▶ Material to process
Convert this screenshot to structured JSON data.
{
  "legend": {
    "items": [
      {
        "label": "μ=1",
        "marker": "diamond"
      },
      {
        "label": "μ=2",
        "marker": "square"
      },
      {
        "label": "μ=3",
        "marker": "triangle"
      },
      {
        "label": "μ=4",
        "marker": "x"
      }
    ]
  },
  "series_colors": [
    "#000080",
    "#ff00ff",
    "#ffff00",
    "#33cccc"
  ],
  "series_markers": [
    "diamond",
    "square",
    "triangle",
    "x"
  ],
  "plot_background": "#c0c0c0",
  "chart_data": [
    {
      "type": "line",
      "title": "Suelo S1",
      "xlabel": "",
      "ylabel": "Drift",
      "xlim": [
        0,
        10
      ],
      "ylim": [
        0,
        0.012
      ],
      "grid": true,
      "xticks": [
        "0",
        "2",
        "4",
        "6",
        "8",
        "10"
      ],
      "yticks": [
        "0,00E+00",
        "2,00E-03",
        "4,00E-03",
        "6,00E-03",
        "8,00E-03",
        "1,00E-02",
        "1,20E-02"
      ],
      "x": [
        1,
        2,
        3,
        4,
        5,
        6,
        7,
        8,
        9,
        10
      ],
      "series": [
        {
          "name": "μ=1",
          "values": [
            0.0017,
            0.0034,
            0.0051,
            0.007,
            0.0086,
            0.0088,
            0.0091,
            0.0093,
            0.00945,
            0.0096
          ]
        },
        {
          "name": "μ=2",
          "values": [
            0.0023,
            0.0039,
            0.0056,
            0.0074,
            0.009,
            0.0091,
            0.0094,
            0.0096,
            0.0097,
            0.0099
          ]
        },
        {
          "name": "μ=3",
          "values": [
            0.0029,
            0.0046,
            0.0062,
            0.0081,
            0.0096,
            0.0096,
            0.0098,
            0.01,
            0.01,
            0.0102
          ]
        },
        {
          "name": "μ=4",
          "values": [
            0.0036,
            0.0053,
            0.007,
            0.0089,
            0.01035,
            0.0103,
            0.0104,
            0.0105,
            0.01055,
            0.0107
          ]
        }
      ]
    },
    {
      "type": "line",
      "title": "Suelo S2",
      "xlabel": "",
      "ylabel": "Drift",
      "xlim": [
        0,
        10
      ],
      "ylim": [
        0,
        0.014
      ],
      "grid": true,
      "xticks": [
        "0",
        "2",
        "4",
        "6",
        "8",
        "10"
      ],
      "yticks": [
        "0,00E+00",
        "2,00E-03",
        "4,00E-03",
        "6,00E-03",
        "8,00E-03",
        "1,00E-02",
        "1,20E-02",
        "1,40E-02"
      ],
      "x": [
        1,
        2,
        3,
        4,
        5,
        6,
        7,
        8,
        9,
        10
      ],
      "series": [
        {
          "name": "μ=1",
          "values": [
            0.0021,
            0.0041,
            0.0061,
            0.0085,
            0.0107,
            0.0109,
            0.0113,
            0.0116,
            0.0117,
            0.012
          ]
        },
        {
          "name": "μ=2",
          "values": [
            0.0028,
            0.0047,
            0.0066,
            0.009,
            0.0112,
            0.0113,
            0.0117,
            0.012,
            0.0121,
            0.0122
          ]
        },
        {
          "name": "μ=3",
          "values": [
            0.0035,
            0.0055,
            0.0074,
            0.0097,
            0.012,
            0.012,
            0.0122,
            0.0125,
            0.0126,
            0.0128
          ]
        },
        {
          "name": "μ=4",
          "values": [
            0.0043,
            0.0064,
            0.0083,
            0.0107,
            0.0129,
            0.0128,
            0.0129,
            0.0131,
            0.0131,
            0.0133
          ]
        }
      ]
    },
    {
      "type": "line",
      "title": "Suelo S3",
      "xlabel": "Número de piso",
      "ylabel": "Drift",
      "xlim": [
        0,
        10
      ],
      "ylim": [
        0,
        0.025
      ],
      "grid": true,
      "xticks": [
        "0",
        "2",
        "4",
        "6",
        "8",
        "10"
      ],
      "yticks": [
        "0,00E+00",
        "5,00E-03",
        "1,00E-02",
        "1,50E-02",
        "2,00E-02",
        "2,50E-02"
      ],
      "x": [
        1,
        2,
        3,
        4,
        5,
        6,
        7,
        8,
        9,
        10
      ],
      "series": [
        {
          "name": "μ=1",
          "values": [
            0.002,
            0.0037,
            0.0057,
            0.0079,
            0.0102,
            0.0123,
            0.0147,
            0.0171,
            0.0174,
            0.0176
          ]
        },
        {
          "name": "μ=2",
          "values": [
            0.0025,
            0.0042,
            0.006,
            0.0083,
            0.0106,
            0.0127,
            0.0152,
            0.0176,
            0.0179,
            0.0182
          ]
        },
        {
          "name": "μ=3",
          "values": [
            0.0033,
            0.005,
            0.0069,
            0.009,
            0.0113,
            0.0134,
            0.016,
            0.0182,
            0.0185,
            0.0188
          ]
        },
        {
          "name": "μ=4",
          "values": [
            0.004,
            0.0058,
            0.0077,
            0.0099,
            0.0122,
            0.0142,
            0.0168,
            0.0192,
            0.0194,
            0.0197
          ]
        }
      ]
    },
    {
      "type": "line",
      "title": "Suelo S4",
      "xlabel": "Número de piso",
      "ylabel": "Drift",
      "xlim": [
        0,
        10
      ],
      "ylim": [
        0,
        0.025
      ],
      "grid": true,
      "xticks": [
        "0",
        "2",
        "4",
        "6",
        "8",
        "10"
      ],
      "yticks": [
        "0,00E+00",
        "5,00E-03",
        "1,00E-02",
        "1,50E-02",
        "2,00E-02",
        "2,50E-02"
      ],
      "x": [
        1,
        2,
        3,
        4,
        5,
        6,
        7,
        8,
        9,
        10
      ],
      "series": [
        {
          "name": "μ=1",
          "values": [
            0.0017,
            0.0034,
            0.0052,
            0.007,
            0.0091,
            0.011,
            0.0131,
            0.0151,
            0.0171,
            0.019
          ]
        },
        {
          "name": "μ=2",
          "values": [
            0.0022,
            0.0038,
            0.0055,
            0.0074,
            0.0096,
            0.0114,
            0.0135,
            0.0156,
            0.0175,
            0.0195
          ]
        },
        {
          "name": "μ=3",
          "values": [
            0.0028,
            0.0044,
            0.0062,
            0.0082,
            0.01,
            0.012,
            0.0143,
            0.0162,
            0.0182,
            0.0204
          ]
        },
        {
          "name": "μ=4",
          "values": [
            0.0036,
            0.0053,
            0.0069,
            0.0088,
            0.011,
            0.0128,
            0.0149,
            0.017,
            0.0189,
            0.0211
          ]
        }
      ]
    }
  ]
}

▶ Problem statement
Repeat the material above in full, keeping every word.

▶ Response
Convert this screenshot to structured JSON data.
{
  "legend": {
    "items": [
      {
        "label": "μ=1",
        "marker": "diamond"
      },
      {
        "label": "μ=2",
        "marker": "square"
      },
      {
        "label": "μ=3",
        "marker": "triangle"
      },
      {
        "label": "μ=4",
        "marker": "x"
      }
    ]
  },
  "series_colors": [
    "#000080",
    "#ff00ff",
    "#ffff00",
    "#33cccc"
  ],
  "series_markers": [
    "diamond",
    "square",
    "triangle",
    "x"
  ],
  "plot_background": "#c0c0c0",
  "chart_data": [
    {
      "type": "line",
      "title": "Suelo S1",
      "xlabel": "",
      "ylabel": "Drift",
      "xlim": [
        0,
        10
      ],
      "ylim": [
        0,
        0.012
      ],
      "grid": true,
      "xticks": [
        "0",
        "2",
        "4",
        "6",
        "8",
        "10"
      ],
      "yticks": [
        "0,00E+00",
        "2,00E-03",
        "4,00E-03",
        "6,00E-03",
        "8,00E-03",
        "1,00E-02",
        "1,20E-02"
      ],
      "x": [
        1,
        2,
        3,
        4,
        5,
        6,
        7,
        8,
        9,
        10
      ],
      "series": [
        {
          "name": "μ=1",
          "values": [
            0.0017,
            0.0034,
            0.0051,
            0.007,
            0.0086,
            0.0088,
            0.0091,
            0.0093,
            0.00945,
            0.0096
          ]
        },
        {
          "name": "μ=2",
          "values": [
            0.0023,
            0.0039,
            0.0056,
            0.0074,
            0.009,
            0.0091,
            0.0094,
            0.0096,
            0.0097,
            0.0099
          ]
        },
        {
          "name": "μ=3",
          "values": [
            0.0029,
            0.0046,
            0.0062,
            0.0081,
            0.0096,
            0.0096,
            0.0098,
            0.01,
            0.01,
            0.0102
          ]
        },
        {
          "name": "μ=4",
          "values": [
            0.0036,
            0.0053,
            0.007,
            0.0089,
            0.01035,
            0.0103,
            0.0104,
            0.0105,
            0.01055,
            0.0107
          ]
        }
      ]
    },
    {
      "type": "line",
      "title": "Suelo S2",
      "xlabel": "",
      "ylabel": "Drift",
      "xlim": [
        0,
        10
      ],
      "ylim": [
        0,
        0.014
      ],
      "grid": true,
      "xticks": [
        "0",
        "2",
        "4",
        "6",
        "8",
        "10"
      ],
      "yticks": [
        "0,00E+00",
        "2,00E-03",
        "4,00E-03",
        "6,00E-03",
        "8,00E-03",
        "1,00E-02",
        "1,20E-02",
        "1,40E-02"
      ],
      "x": [
        1,
        2,
        3,
        4,
        5,
        6,
        7,
        8,
        9,
        10
      ],
      "series": [
        {
          "name": "μ=1",
          "values": [
            0.0021,
            0.0041,
            0.0061,
            0.0085,
            0.0107,
            0.0109,
            0.0113,
            0.0116,
            0.0117,
            0.012
          ]
        },
        {
          "name": "μ=2",
          "values": [
            0.0028,
            0.0047,
            0.0066,
            0.009,
            0.0112,
            0.0113,
            0.0117,
            0.012,
            0.0121,
            0.0122
          ]
        },
        {
          "name": "μ=3",
          "values": [
            0.0035,
            0.0055,
            0.0074,
            0.0097,
            0.012,
            0.012,
            0.0122,
            0.0125,
            0.0126,
            0.0128
          ]
        },
        {
          "name": "μ=4",
          "values": [
            0.0043,
            0.0064,
            0.0083,
            0.0107,
            0.0129,
            0.0128,
            0.0129,
            0.0131,
            0.0131,
            0.0133
          ]
        }
      ]
    },
    {
      "type": "line",
      "title": "Suelo S3",
      "xlabel": "Número de piso",
      "ylabel": "Drift",
      "xlim": [
        0,
        10
      ],
      "ylim": [
        0,
        0.025
      ],
      "grid": true,
      "xticks": [
        "0",
        "2",
        "4",
        "6",
        "8",
        "10"
      ],
      "yticks": [
        "0,00E+00",
        "5,00E-03",
        "1,00E-02",
        "1,50E-02",
        "2,00E-02",
        "2,50E-02"
      ],
      "x": [
        1,
        2,
        3,
        4,
        5,
        6,
        7,
        8,
        9,
        10
      ],
      "series": [
        {
          "name": "μ=1",
          "values": [
            0.002,
            0.0037,
            0.0057,
            0.0079,
            0.0102,
            0.0123,
            0.0147,
            0.0171,
            0.0174,
            0.0176
          ]
        },
        {
          "name": "μ=2",
          "values": [
            0.0025,
            0.0042,
            0.006,
            0.0083,
            0.0106,
            0.0127,
            0.0152,
            0.0176,
            0.0179,
            0.0182
          ]
        },
        {
          "name": "μ=3",
          "values": [
            0.0033,
            0.005,
            0.0069,
            0.009,
            0.0113,
            0.0134,
            0.016,
            0.0182,
            0.0185,
            0.0188
          ]
        },
        {
          "name": "μ=4",
          "values": [
            0.004,
            0.0058,
            0.0077,
            0.0099,
            0.0122,
            0.0142,
            0.0168,
            0.0192,
            0.0194,
            0.0197
          ]
        }
      ]
    },
    {
      "type": "line",
      "title": "Suelo S4",
      "xlabel": "Número de piso",
      "ylabel": "Drift",
      "xlim": [
        0,
        10
      ],
      "ylim": [
        0,
        0.025
      ],
      "grid": true,
      "xticks": [
        "0",
        "2",
        "4",
        "6",
        "8",
        "10"
      ],
      "yticks": [
        "0,00E+00",
        "5,00E-03",
        "1,00E-02",
        "1,50E-02",
        "2,00E-02",
        "2,50E-02"
      ],
      "x": [
        1,
        2,
        3,
        4,
        5,
        6,
        7,
        8,
        9,
        10
      ],
      "series": [
        {
          "name": "μ=1",
          "values": [
            0.0017,
            0.0034,
            0.0052,
            0.007,
            0.0091,
            0.011,
            0.0131,
            0.0151,
            0.0171,
            0.019
          ]
        },
        {
          "name": "μ=2",
          "values": [
            0.0022,
            0.0038,
            0.0055,
            0.0074,
            0.0096,
            0.0114,
            0.0135,
            0.0156,
            0.0175,
            0.0195
          ]
        },
        {
          "name": "μ=3",
          "values": [
            0.0028,
            0.0044,
            0.0062,
            0.0082,
            0.01,
            0.012,
            0.0143,
            0.0162,
            0.0182,
            0.0204
          ]
        },
        {
          "name": "μ=4",
          "values": [
            0.0036,
            0.0053,
            0.0069,
            0.0088,
            0.011,
            0.0128,
            0.0149,
            0.017,
            0.0189,
            0.0211
          ]
        }
      ]
    }
  ]
}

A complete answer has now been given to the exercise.